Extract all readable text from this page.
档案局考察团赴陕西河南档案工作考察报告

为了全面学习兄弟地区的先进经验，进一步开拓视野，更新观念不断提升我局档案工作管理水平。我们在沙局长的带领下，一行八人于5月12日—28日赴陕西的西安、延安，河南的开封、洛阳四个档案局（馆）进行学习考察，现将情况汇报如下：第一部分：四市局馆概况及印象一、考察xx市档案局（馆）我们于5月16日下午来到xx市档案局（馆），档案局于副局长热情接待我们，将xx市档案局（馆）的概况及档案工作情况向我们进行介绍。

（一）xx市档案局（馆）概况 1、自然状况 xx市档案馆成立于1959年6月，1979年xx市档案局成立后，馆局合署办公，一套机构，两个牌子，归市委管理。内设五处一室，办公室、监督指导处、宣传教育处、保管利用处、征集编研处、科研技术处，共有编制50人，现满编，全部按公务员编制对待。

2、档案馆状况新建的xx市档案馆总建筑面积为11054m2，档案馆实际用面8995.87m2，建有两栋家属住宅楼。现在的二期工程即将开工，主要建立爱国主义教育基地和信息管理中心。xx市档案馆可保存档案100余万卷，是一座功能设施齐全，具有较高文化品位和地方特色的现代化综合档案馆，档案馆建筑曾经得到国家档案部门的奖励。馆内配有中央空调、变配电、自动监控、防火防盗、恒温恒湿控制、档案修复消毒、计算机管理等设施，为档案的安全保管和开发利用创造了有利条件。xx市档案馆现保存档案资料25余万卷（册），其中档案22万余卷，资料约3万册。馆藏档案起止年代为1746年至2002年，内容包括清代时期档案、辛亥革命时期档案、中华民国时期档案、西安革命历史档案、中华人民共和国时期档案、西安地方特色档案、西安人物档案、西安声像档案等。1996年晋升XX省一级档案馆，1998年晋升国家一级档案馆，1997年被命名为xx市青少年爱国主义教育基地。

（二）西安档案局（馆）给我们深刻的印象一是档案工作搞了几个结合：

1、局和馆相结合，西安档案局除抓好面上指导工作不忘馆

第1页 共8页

━━━━━━━━━━━━━━━━

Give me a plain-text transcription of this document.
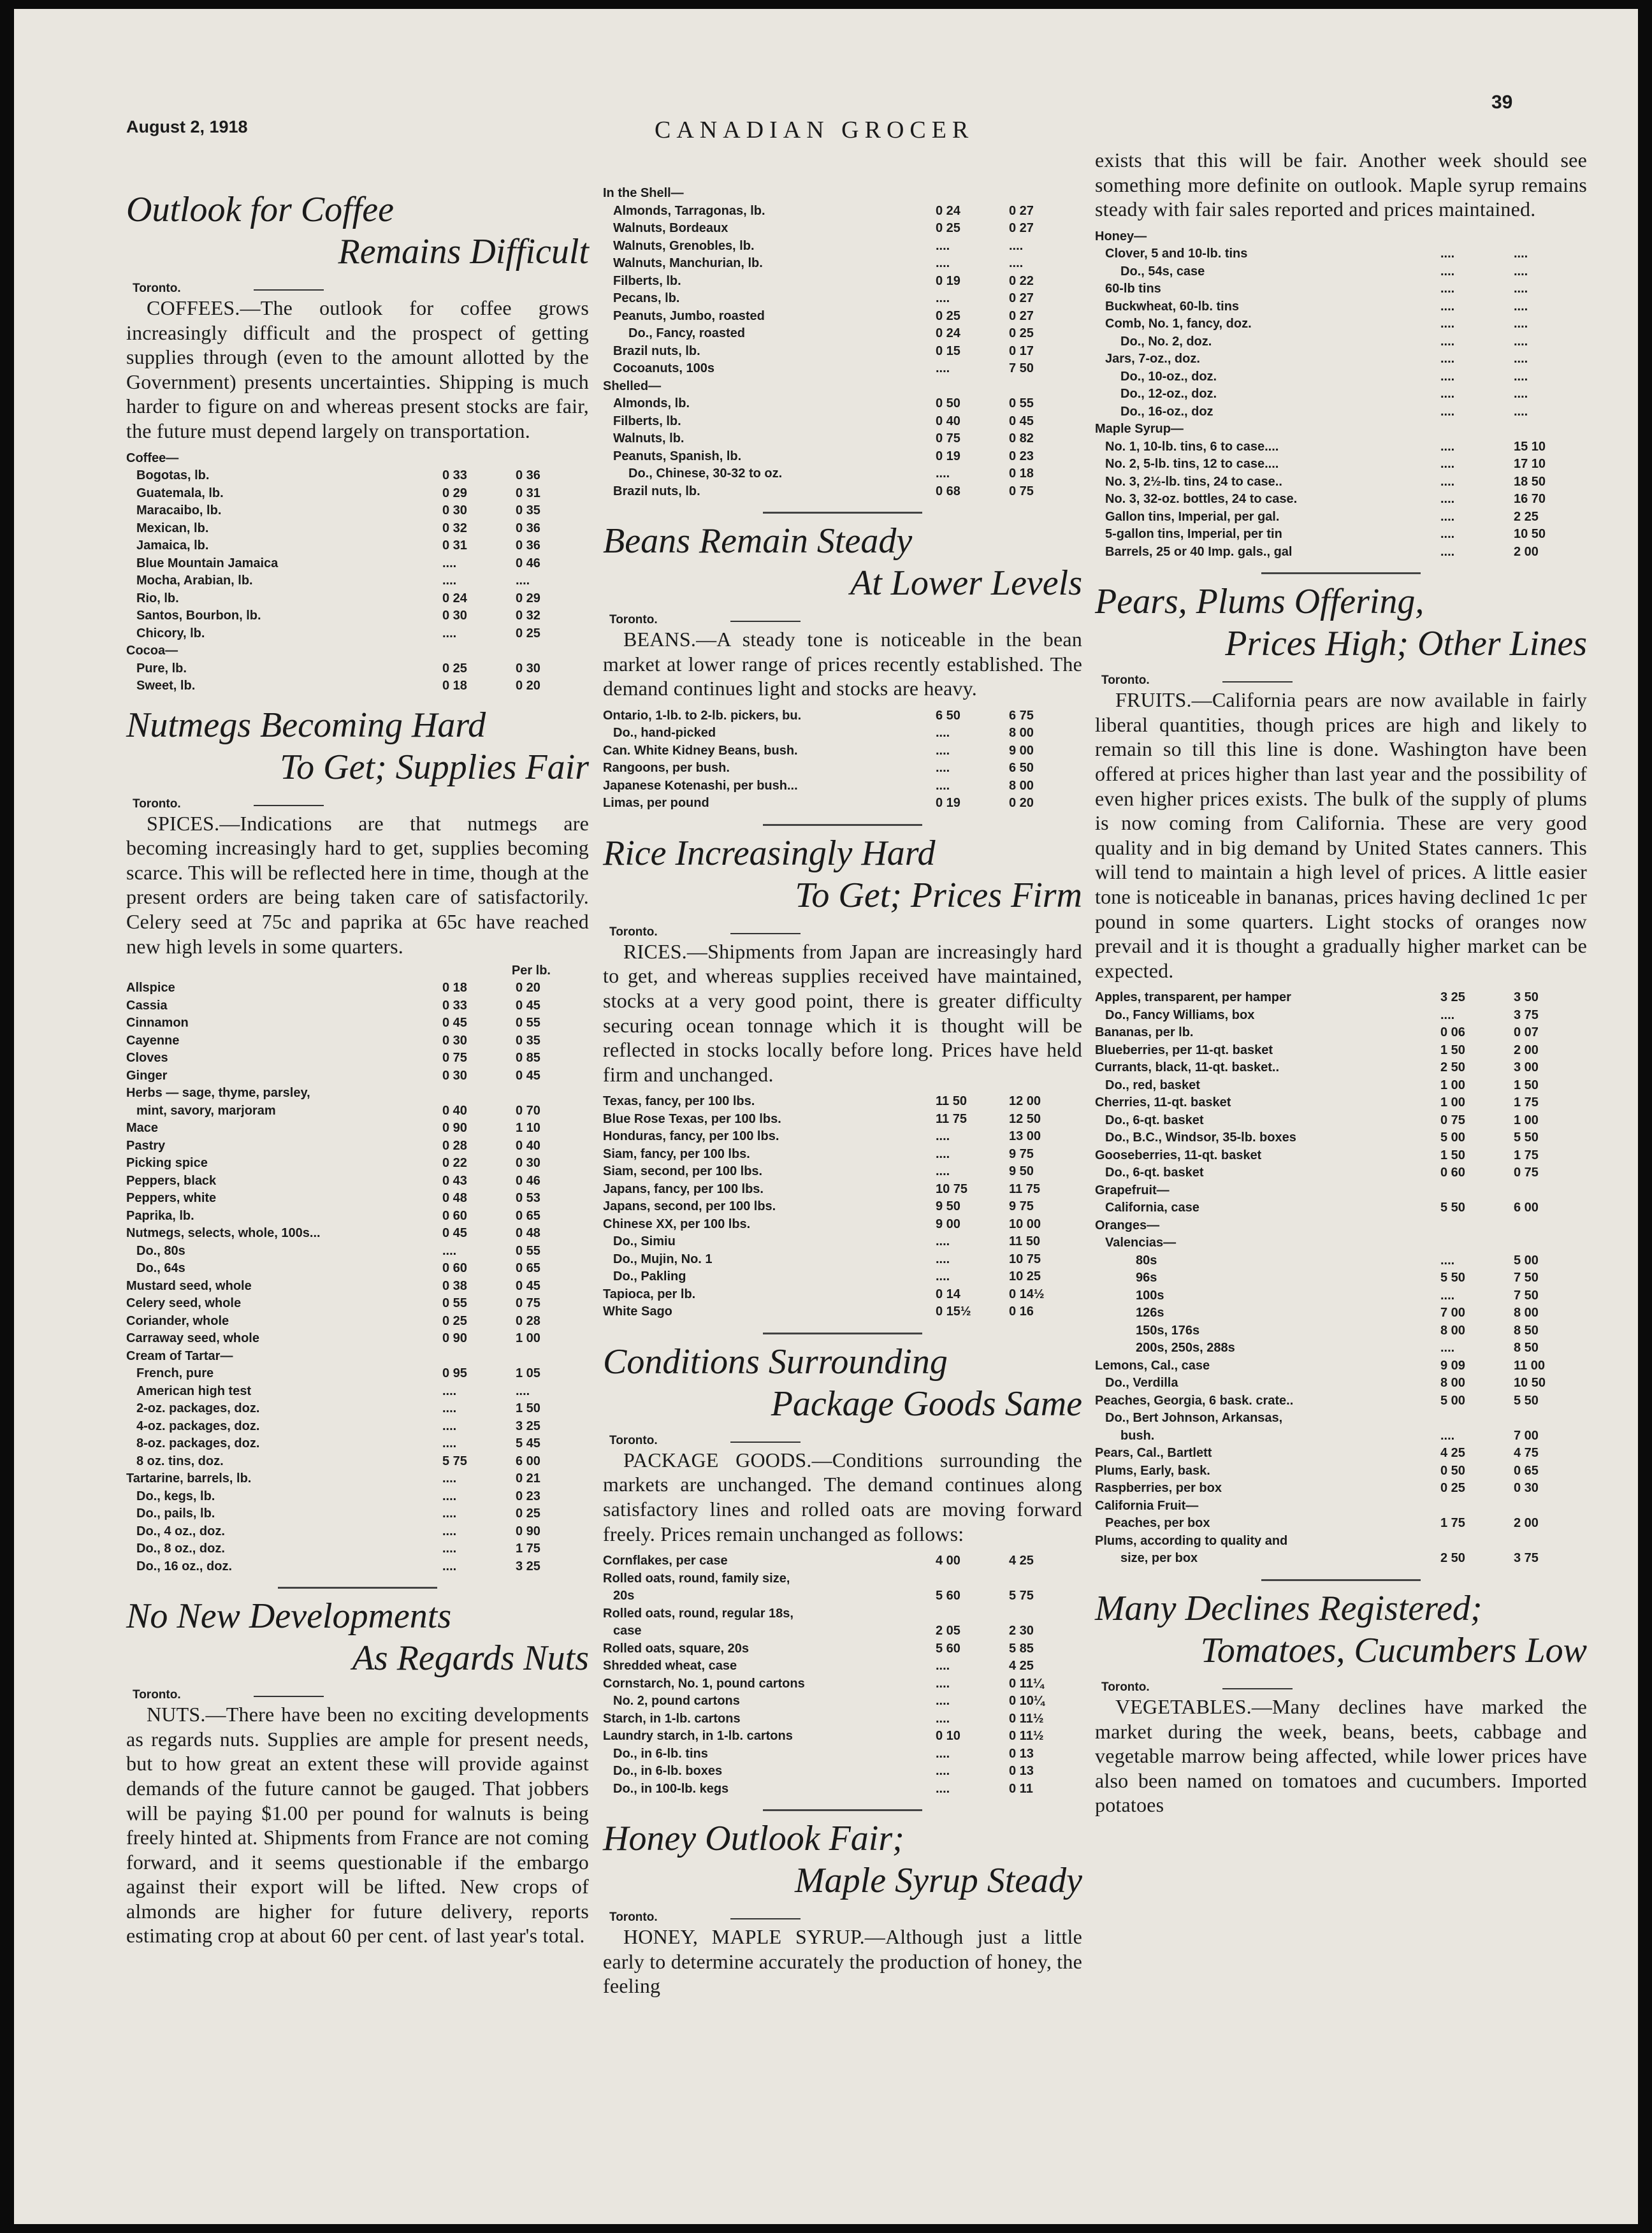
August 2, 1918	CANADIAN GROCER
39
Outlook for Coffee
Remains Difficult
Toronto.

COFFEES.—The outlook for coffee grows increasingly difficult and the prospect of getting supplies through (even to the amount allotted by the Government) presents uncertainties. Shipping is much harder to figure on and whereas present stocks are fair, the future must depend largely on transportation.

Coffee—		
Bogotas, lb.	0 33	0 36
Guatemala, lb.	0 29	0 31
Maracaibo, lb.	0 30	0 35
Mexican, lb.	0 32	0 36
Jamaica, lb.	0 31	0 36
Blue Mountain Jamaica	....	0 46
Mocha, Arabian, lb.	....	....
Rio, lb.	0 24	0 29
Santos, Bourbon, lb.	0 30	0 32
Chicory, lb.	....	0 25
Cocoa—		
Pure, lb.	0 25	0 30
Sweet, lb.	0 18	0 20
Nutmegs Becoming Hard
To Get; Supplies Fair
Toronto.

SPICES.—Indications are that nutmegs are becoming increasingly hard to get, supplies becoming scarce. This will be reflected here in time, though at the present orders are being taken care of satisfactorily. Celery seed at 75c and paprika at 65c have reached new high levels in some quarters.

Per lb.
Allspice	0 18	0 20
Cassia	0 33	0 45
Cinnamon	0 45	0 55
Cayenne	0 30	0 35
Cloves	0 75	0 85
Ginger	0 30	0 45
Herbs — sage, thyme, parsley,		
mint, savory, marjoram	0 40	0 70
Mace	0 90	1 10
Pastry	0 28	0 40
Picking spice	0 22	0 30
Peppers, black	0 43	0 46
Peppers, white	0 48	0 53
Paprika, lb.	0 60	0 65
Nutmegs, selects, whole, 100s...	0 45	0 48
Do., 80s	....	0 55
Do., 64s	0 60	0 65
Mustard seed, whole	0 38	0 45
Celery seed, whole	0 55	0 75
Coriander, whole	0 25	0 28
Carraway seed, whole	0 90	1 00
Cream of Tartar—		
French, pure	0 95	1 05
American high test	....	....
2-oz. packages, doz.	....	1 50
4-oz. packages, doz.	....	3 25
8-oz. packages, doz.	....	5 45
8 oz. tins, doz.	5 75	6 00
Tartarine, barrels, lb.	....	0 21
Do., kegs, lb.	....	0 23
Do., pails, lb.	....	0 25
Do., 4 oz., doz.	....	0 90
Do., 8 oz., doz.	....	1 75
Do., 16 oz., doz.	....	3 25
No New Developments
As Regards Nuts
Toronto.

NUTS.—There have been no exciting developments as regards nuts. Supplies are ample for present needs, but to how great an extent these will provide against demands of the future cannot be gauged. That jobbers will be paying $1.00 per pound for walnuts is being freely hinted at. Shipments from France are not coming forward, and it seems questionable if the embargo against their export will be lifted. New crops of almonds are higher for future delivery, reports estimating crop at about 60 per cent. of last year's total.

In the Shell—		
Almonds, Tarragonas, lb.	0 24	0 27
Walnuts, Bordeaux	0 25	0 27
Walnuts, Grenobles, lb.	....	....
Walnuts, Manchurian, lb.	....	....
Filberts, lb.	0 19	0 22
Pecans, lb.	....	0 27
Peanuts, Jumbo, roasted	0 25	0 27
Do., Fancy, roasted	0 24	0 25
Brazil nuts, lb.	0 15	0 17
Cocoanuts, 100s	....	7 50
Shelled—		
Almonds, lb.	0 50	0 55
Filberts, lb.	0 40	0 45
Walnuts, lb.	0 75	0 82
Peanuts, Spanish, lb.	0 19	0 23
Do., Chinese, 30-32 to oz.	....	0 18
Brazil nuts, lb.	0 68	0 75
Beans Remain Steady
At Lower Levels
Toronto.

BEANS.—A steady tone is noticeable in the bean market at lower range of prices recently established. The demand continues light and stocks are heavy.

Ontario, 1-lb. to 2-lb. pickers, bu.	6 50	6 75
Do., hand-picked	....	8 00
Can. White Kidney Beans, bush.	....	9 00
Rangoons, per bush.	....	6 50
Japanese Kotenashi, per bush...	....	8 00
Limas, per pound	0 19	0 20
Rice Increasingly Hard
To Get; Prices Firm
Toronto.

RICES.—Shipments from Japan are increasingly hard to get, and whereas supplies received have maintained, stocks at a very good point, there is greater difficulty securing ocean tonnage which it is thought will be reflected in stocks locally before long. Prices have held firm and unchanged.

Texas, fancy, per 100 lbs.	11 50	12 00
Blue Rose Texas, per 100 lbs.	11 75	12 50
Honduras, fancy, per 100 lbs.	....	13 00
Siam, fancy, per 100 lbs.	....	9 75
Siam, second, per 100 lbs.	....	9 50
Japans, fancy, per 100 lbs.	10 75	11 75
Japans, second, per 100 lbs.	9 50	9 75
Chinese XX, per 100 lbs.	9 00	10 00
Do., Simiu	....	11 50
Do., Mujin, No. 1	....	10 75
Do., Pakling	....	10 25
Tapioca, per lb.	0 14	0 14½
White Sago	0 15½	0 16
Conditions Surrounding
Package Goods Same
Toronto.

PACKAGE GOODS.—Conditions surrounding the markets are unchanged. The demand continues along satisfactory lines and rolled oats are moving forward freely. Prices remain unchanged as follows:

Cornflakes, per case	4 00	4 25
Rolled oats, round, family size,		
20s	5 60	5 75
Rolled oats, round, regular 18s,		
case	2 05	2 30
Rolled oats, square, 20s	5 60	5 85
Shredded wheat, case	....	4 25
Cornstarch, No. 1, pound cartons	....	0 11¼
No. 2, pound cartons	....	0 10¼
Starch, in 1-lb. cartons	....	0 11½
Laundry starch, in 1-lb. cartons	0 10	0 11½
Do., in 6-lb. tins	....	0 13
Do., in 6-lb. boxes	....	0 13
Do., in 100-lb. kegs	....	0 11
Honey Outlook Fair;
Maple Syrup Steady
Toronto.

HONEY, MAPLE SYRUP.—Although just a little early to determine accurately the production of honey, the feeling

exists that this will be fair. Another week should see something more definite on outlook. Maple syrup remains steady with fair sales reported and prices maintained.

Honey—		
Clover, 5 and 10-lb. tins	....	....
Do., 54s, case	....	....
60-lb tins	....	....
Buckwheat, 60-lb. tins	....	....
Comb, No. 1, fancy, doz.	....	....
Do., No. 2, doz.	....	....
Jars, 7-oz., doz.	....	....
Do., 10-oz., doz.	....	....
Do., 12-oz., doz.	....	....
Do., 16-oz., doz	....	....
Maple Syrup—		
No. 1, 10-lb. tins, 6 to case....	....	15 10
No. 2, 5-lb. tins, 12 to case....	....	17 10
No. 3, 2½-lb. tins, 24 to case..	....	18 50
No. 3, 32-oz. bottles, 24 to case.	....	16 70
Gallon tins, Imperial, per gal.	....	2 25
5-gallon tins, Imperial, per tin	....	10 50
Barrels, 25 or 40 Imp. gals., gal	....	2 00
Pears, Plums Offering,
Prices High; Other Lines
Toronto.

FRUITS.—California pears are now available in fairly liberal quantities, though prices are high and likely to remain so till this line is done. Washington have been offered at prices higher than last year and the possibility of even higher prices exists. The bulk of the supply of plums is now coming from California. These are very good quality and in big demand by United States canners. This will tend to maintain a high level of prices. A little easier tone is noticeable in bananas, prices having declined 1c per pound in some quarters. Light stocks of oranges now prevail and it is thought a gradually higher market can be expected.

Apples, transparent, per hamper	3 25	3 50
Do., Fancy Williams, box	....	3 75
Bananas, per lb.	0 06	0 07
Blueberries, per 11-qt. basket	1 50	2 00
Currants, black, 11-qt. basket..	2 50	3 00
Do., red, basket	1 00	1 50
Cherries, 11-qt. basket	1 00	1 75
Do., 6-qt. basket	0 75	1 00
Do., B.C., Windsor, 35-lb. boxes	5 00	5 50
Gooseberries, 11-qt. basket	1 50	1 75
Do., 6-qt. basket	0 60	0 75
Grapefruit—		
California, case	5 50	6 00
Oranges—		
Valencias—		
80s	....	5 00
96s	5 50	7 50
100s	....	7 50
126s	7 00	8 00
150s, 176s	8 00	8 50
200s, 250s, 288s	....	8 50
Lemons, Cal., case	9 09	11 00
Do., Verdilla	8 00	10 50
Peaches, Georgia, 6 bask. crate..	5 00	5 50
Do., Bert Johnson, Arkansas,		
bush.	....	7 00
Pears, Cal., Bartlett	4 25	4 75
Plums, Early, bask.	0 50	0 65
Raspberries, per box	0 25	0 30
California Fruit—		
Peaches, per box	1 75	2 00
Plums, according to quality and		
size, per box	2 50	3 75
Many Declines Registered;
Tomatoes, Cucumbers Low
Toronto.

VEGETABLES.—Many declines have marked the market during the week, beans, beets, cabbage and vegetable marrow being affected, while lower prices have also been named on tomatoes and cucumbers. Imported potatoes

━━━━━━━━━━━━━━━━

● JOB: Across the data above, how many lines include the word "continues"? Give only the count.

● TASK SOLUTION: 2